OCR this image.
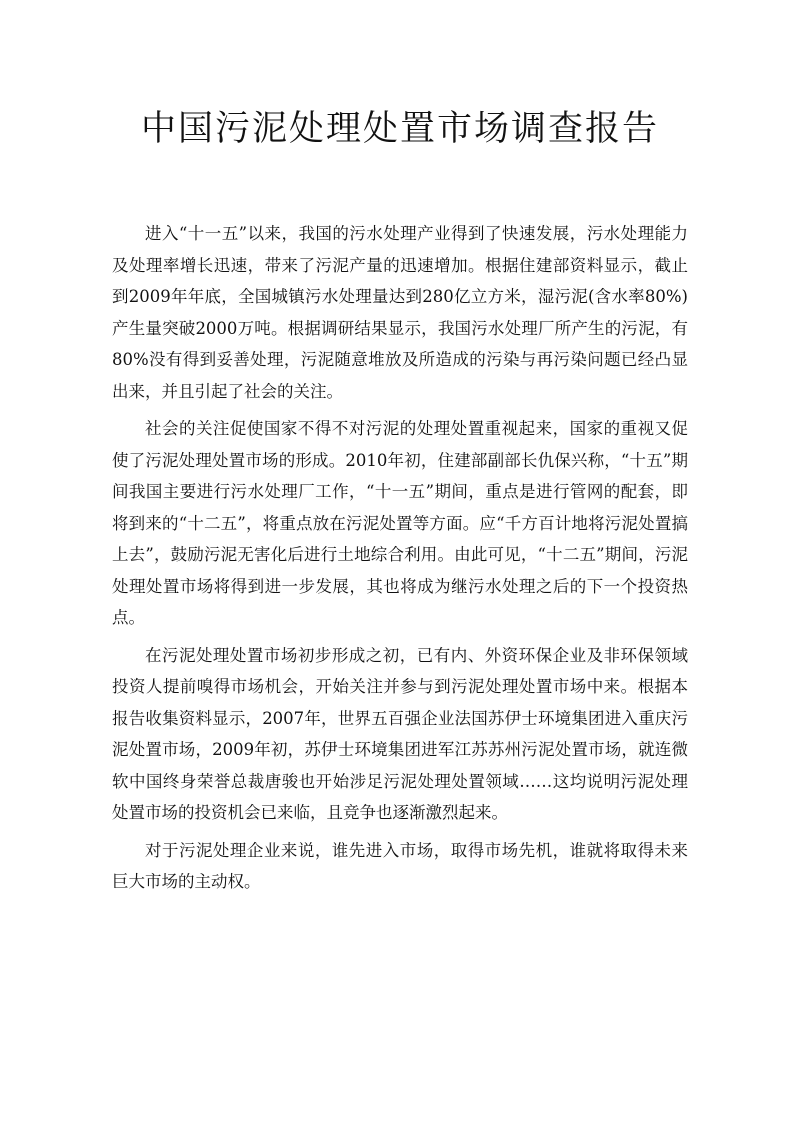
中国污泥处理处置市场调查报告

进入“十一五”以来，我国的污水处理产业得到了快速发展，污水处理能力及处理率增长迅速，带来了污泥产量的迅速增加。根据住建部资料显示，截止到2009年年底，全国城镇污水处理量达到280亿立方米，湿污泥(含水率80%)产生量突破2000万吨。根据调研结果显示，我国污水处理厂所产生的污泥，有80%没有得到妥善处理，污泥随意堆放及所造成的污染与再污染问题已经凸显出来，并且引起了社会的关注。

社会的关注促使国家不得不对污泥的处理处置重视起来，国家的重视又促使了污泥处理处置市场的形成。2010年初，住建部副部长仇保兴称，“十五”期间我国主要进行污水处理厂工作，“十一五”期间，重点是进行管网的配套，即将到来的“十二五”，将重点放在污泥处置等方面。应“千方百计地将污泥处置搞上去”，鼓励污泥无害化后进行土地综合利用。由此可见，“十二五”期间，污泥处理处置市场将得到进一步发展，其也将成为继污水处理之后的下一个投资热点。

在污泥处理处置市场初步形成之初，已有内、外资环保企业及非环保领域投资人提前嗅得市场机会，开始关注并参与到污泥处理处置市场中来。根据本报告收集资料显示，2007年，世界五百强企业法国苏伊士环境集团进入重庆污泥处置市场，2009年初，苏伊士环境集团进军江苏苏州污泥处置市场，就连微软中国终身荣誉总裁唐骏也开始涉足污泥处理处置领域……这均说明污泥处理处置市场的投资机会已来临，且竞争也逐渐激烈起来。

对于污泥处理企业来说，谁先进入市场，取得市场先机，谁就将取得未来巨大市场的主动权。
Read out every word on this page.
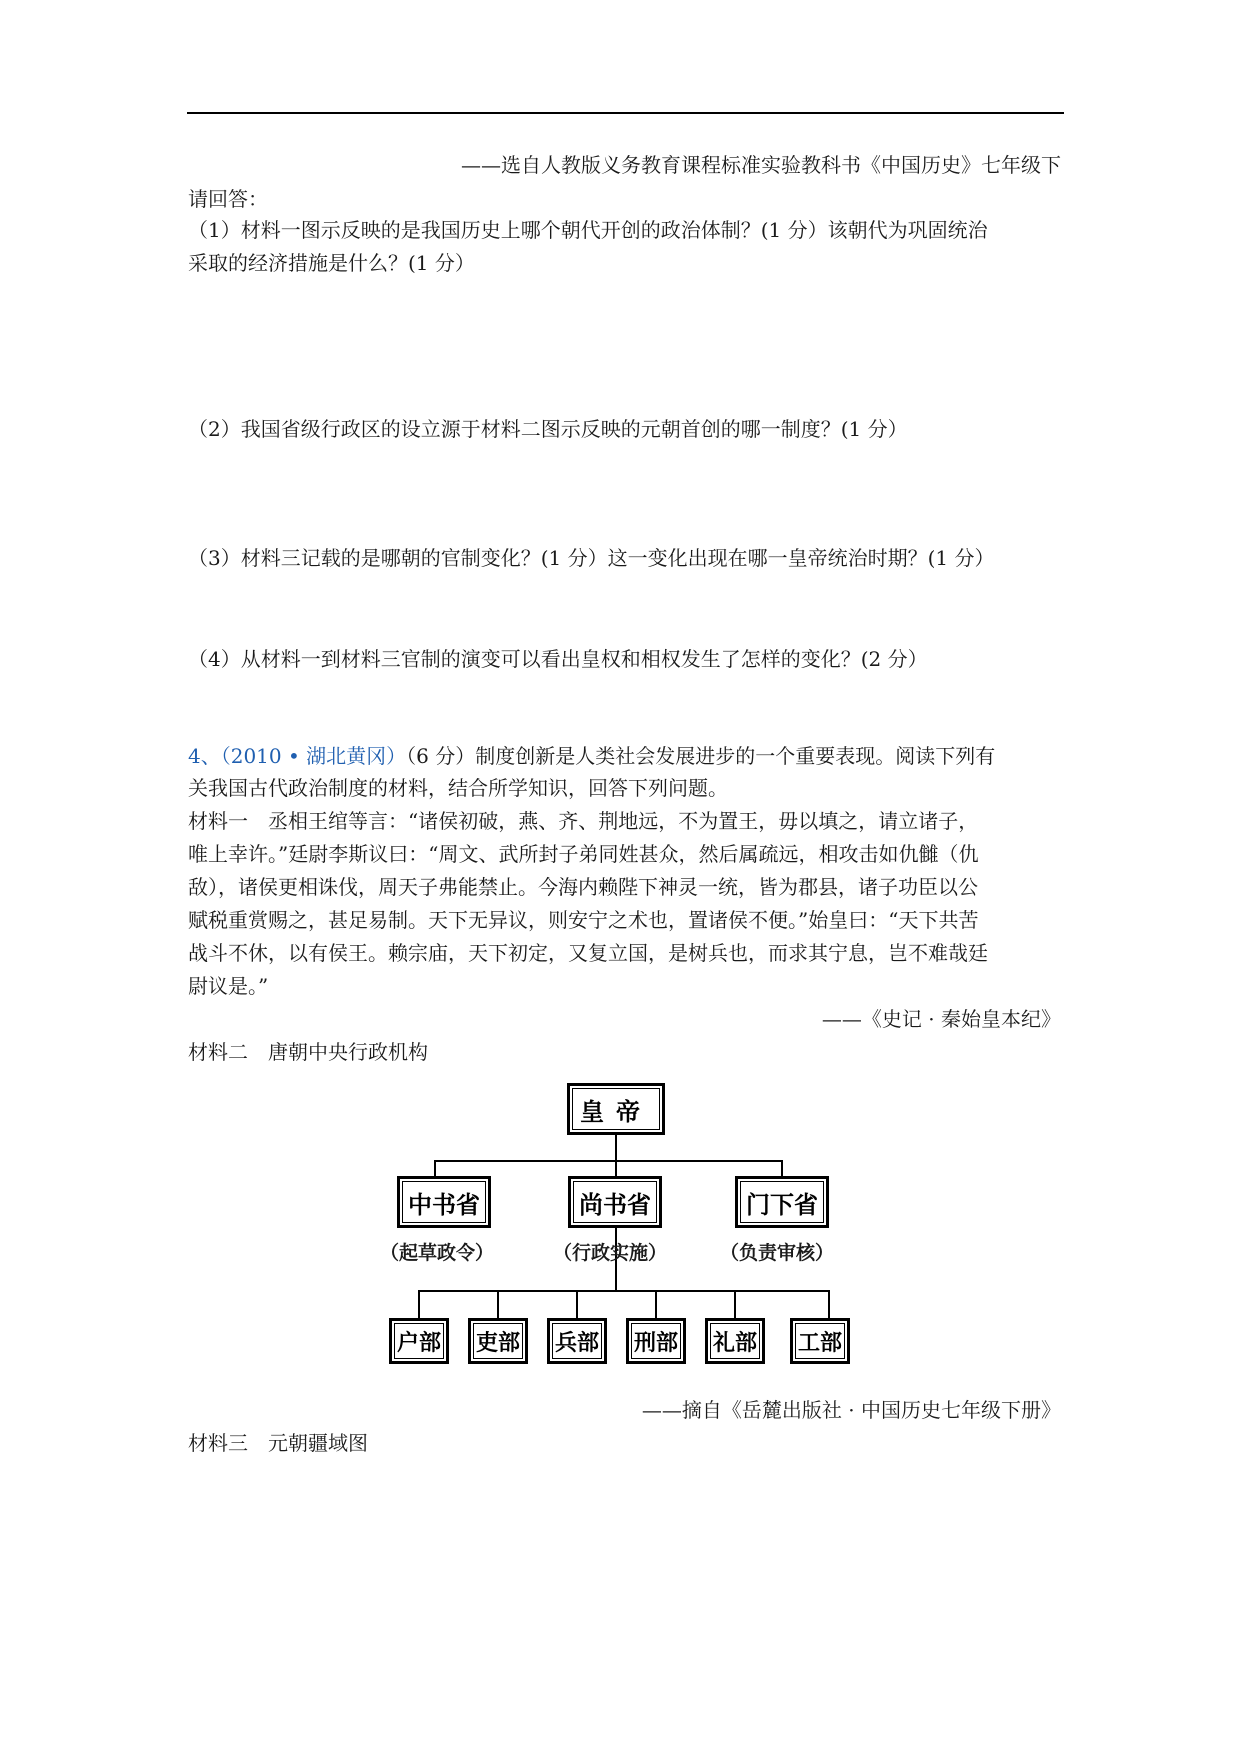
——选自人教版义务教育课程标准实验教科书《中国历史》七年级下
请回答：
（1）材料一图示反映的是我国历史上哪个朝代开创的政治体制？(1 分）该朝代为巩固统治
采取的经济措施是什么？(1 分）
（2）我国省级行政区的设立源于材料二图示反映的元朝首创的哪一制度？(1 分）
（3）材料三记载的是哪朝的官制变化？(1 分）这一变化出现在哪一皇帝统治时期？(1 分）
（4）从材料一到材料三官制的演变可以看出皇权和相权发生了怎样的变化？(2 分）
4、（2010 • 湖北黄冈）（6 分）制度创新是人类社会发展进步的一个重要表现。阅读下列有
关我国古代政治制度的材料，结合所学知识，回答下列问题。
材料一　丞相王绾等言：“诸侯初破，燕、齐、荆地远，不为置王，毋以填之，请立诸子，
唯上幸许。”廷尉李斯议曰：“周文、武所封子弟同姓甚众，然后属疏远，相攻击如仇雠（仇
敌），诸侯更相诛伐，周天子弗能禁止。今海内赖陛下神灵一统，皆为郡县，诸子功臣以公
赋税重赏赐之，甚足易制。天下无异议，则安宁之术也，置诸侯不便。”始皇曰：“天下共苦
战斗不休，以有侯王。赖宗庙，天下初定，又复立国，是树兵也，而求其宁息，岂不难哉廷
尉议是。”
——《史记 · 秦始皇本纪》
材料二　唐朝中央行政机构
皇帝
中书省	尚书省	门下省
（起草政令）	（行政实施）	（负责审核）
户部 吏部 兵部 刑部 礼部 工部
——摘自《岳麓出版社 · 中国历史七年级下册》
材料三　元朝疆域图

*****

State how many lines of the listing hold the string "this"; reply with the number and nothing else.

> Correct output: 2